_Goal_
Keep the images out and copy every entry below exactly.

(Collected data)
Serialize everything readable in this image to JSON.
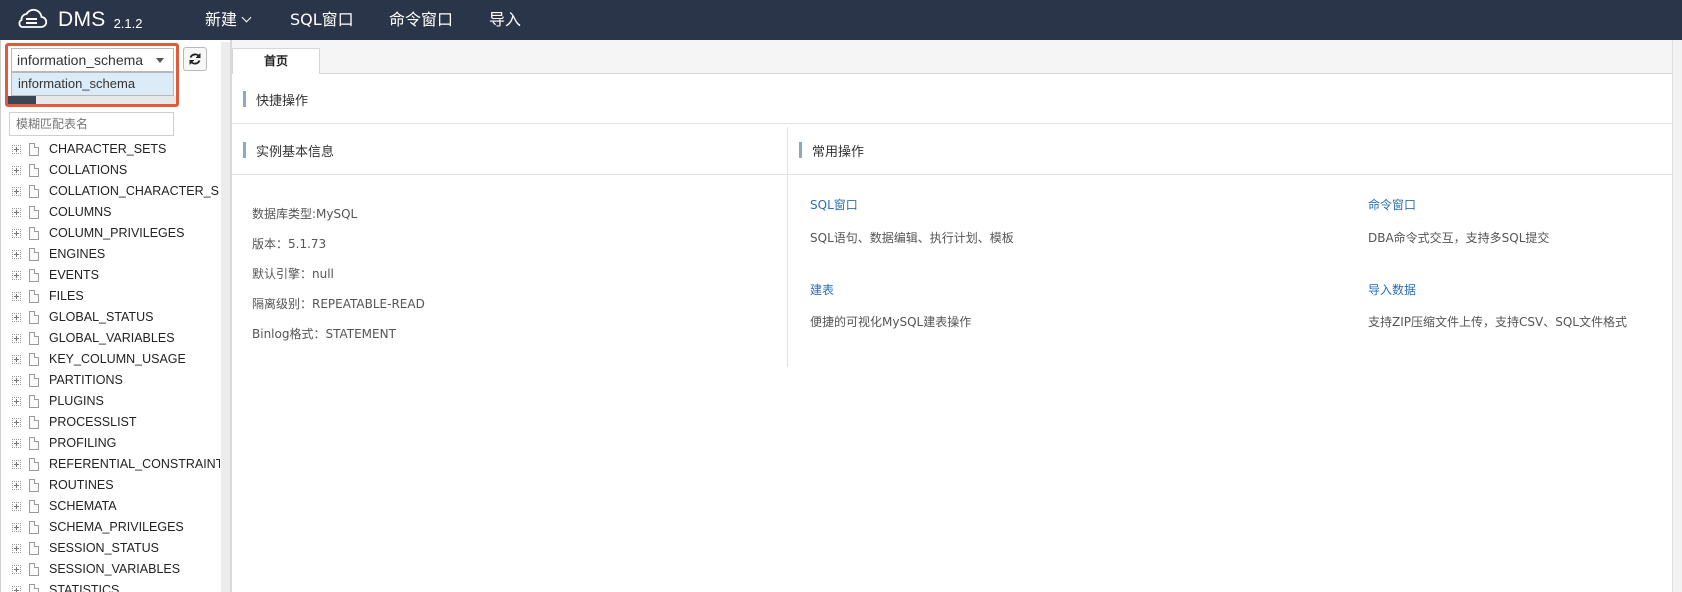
{
  "app": {
    "brand": "DMS",
    "version": "2.1.2"
  },
  "colors": {
    "topbar": "#2a3549",
    "highlight": "#e05b3a",
    "link": "#2a6ebb",
    "accent_bar": "#8aa9c4"
  },
  "topnav": {
    "new_label": "新建",
    "sql_window": "SQL窗口",
    "cmd_window": "命令窗口",
    "import": "导入"
  },
  "sidebar": {
    "db_selected": "information_schema",
    "dropdown_option": "information_schema",
    "filter_placeholder": "模糊匹配表名",
    "tables": [
      "CHARACTER_SETS",
      "COLLATIONS",
      "COLLATION_CHARACTER_SET_",
      "COLUMNS",
      "COLUMN_PRIVILEGES",
      "ENGINES",
      "EVENTS",
      "FILES",
      "GLOBAL_STATUS",
      "GLOBAL_VARIABLES",
      "KEY_COLUMN_USAGE",
      "PARTITIONS",
      "PLUGINS",
      "PROCESSLIST",
      "PROFILING",
      "REFERENTIAL_CONSTRAINTS",
      "ROUTINES",
      "SCHEMATA",
      "SCHEMA_PRIVILEGES",
      "SESSION_STATUS",
      "SESSION_VARIABLES",
      "STATISTICS"
    ]
  },
  "main": {
    "tab_home": "首页",
    "quick_ops_title": "快捷操作",
    "instance_info_title": "实例基本信息",
    "common_ops_title": "常用操作",
    "instance_info": {
      "db_type": "数据库类型:MySQL",
      "version": "版本：5.1.73",
      "default_engine": "默认引擎：null",
      "isolation": "隔离级别：REPEATABLE-READ",
      "binlog": "Binlog格式：STATEMENT"
    },
    "ops": {
      "sql_window": "SQL窗口",
      "sql_window_desc": "SQL语句、数据编辑、执行计划、模板",
      "cmd_window": "命令窗口",
      "cmd_window_desc": "DBA命令式交互，支持多SQL提交",
      "create_table": "建表",
      "create_table_desc": "便捷的可视化MySQL建表操作",
      "import_data": "导入数据",
      "import_data_desc": "支持ZIP压缩文件上传，支持CSV、SQL文件格式"
    }
  }
}
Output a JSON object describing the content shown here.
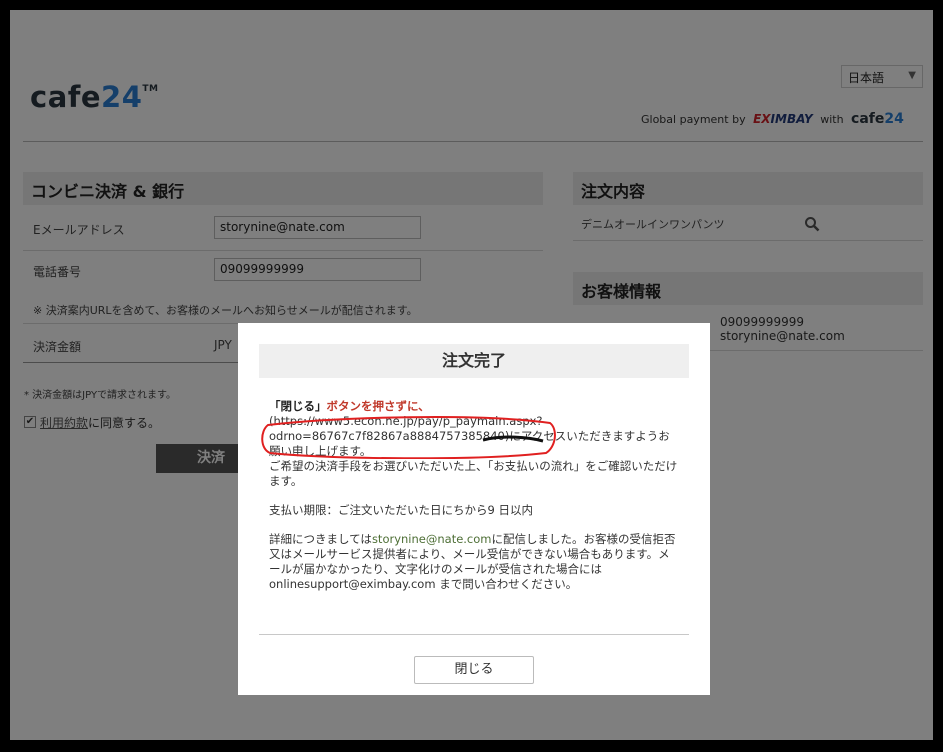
{
  "header": {
    "logo_text": "cafe",
    "logo_num": "24",
    "logo_tm": "TM",
    "language": "日本語",
    "global_payment_prefix": "Global payment by",
    "eximbay_e": "E",
    "eximbay_x": "X",
    "eximbay_rest": "IMBAY",
    "with": "with",
    "cafe24_small_text": "cafe",
    "cafe24_small_num": "24"
  },
  "payment_section": {
    "title": "コンビニ決済 & 銀行",
    "email_label": "Eメールアドレス",
    "email_value": "storynine@nate.com",
    "phone_label": "電話番号",
    "phone_value": "09099999999",
    "notice": "※ 決済案内URLを含めて、お客様のメールへお知らせメールが配信されます。",
    "amount_label": "決済金額",
    "amount_currency": "JPY",
    "jpy_note": "* 決済金額はJPYで請求されます。",
    "terms_link": "利用約款",
    "terms_suffix": "に同意する。",
    "pay_button": "決済"
  },
  "order_section": {
    "title": "注文内容",
    "item_name": "デニムオールインワンパンツ"
  },
  "customer_section": {
    "title": "お客様情報",
    "phone": "09099999999",
    "email": "storynine@nate.com"
  },
  "modal": {
    "title": "注文完了",
    "close_quote": "「閉じる」",
    "close_instruction": "ボタンを押さずに、",
    "url_line1": "(https://www5.econ.ne.jp/pay/p_paymain.aspx?",
    "url_line2": "odrno=86767c7f82867a8884757385840",
    "access_text": ")にアクセスいただきますようお願い申し上げます。",
    "confirm_text": "ご希望の決済手段をお選びいただいた上、「お支払いの流れ」をご確認いただけます。",
    "deadline": "支払い期限：ご注文いただいた日にちから9 日以内",
    "detail_prefix": "詳細につきましては",
    "detail_email": "storynine@nate.com",
    "detail_suffix": "に配信しました。お客様の受信拒否又はメールサービス提供者により、メール受信ができない場合もあります。メールが届かなかったり、文字化けのメールが受信された場合には",
    "support_email": "onlinesupport@eximbay.com",
    "support_suffix": " まで問い合わせください。",
    "close_button": "閉じる"
  },
  "colors": {
    "overlay": "#7f7f7f",
    "accent_red": "#c0392b",
    "logo_dark": "#2b3640",
    "logo_blue": "#2a7fd4"
  }
}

_Reply_
Serialize everything readable in this image to JSON.
{
  "app": {
    "brand": "DMS",
    "version": "2.1.2"
  },
  "colors": {
    "topbar": "#2a3549",
    "highlight": "#e05b3a",
    "link": "#2a6ebb",
    "accent_bar": "#8aa9c4"
  },
  "topnav": {
    "new_label": "新建",
    "sql_window": "SQL窗口",
    "cmd_window": "命令窗口",
    "import": "导入"
  },
  "sidebar": {
    "db_selected": "information_schema",
    "dropdown_option": "information_schema",
    "filter_placeholder": "模糊匹配表名",
    "tables": [
      "CHARACTER_SETS",
      "COLLATIONS",
      "COLLATION_CHARACTER_SET_",
      "COLUMNS",
      "COLUMN_PRIVILEGES",
      "ENGINES",
      "EVENTS",
      "FILES",
      "GLOBAL_STATUS",
      "GLOBAL_VARIABLES",
      "KEY_COLUMN_USAGE",
      "PARTITIONS",
      "PLUGINS",
      "PROCESSLIST",
      "PROFILING",
      "REFERENTIAL_CONSTRAINTS",
      "ROUTINES",
      "SCHEMATA",
      "SCHEMA_PRIVILEGES",
      "SESSION_STATUS",
      "SESSION_VARIABLES",
      "STATISTICS"
    ]
  },
  "main": {
    "tab_home": "首页",
    "quick_ops_title": "快捷操作",
    "instance_info_title": "实例基本信息",
    "common_ops_title": "常用操作",
    "instance_info": {
      "db_type": "数据库类型:MySQL",
      "version": "版本：5.1.73",
      "default_engine": "默认引擎：null",
      "isolation": "隔离级别：REPEATABLE-READ",
      "binlog": "Binlog格式：STATEMENT"
    },
    "ops": {
      "sql_window": "SQL窗口",
      "sql_window_desc": "SQL语句、数据编辑、执行计划、模板",
      "cmd_window": "命令窗口",
      "cmd_window_desc": "DBA命令式交互，支持多SQL提交",
      "create_table": "建表",
      "create_table_desc": "便捷的可视化MySQL建表操作",
      "import_data": "导入数据",
      "import_data_desc": "支持ZIP压缩文件上传，支持CSV、SQL文件格式"
    }
  }
}
Output a JSON object describing the content shown here.
{
  "header": {
    "logo_text": "cafe",
    "logo_num": "24",
    "logo_tm": "TM",
    "language": "日本語",
    "global_payment_prefix": "Global payment by",
    "eximbay_e": "E",
    "eximbay_x": "X",
    "eximbay_rest": "IMBAY",
    "with": "with",
    "cafe24_small_text": "cafe",
    "cafe24_small_num": "24"
  },
  "payment_section": {
    "title": "コンビニ決済 & 銀行",
    "email_label": "Eメールアドレス",
    "email_value": "storynine@nate.com",
    "phone_label": "電話番号",
    "phone_value": "09099999999",
    "notice": "※ 決済案内URLを含めて、お客様のメールへお知らせメールが配信されます。",
    "amount_label": "決済金額",
    "amount_currency": "JPY",
    "jpy_note": "* 決済金額はJPYで請求されます。",
    "terms_link": "利用約款",
    "terms_suffix": "に同意する。",
    "pay_button": "決済"
  },
  "order_section": {
    "title": "注文内容",
    "item_name": "デニムオールインワンパンツ"
  },
  "customer_section": {
    "title": "お客様情報",
    "phone": "09099999999",
    "email": "storynine@nate.com"
  },
  "modal": {
    "title": "注文完了",
    "close_quote": "「閉じる」",
    "close_instruction": "ボタンを押さずに、",
    "url_line1": "(https://www5.econ.ne.jp/pay/p_paymain.aspx?",
    "url_line2": "odrno=86767c7f82867a8884757385840",
    "access_text": ")にアクセスいただきますようお願い申し上げます。",
    "confirm_text": "ご希望の決済手段をお選びいただいた上、「お支払いの流れ」をご確認いただけます。",
    "deadline": "支払い期限：ご注文いただいた日にちから9 日以内",
    "detail_prefix": "詳細につきましては",
    "detail_email": "storynine@nate.com",
    "detail_suffix": "に配信しました。お客様の受信拒否又はメールサービス提供者により、メール受信ができない場合もあります。メールが届かなかったり、文字化けのメールが受信された場合には",
    "support_email": "onlinesupport@eximbay.com",
    "support_suffix": " まで問い合わせください。",
    "close_button": "閉じる"
  },
  "colors": {
    "overlay": "#7f7f7f",
    "accent_red": "#c0392b",
    "logo_dark": "#2b3640",
    "logo_blue": "#2a7fd4"
  }
}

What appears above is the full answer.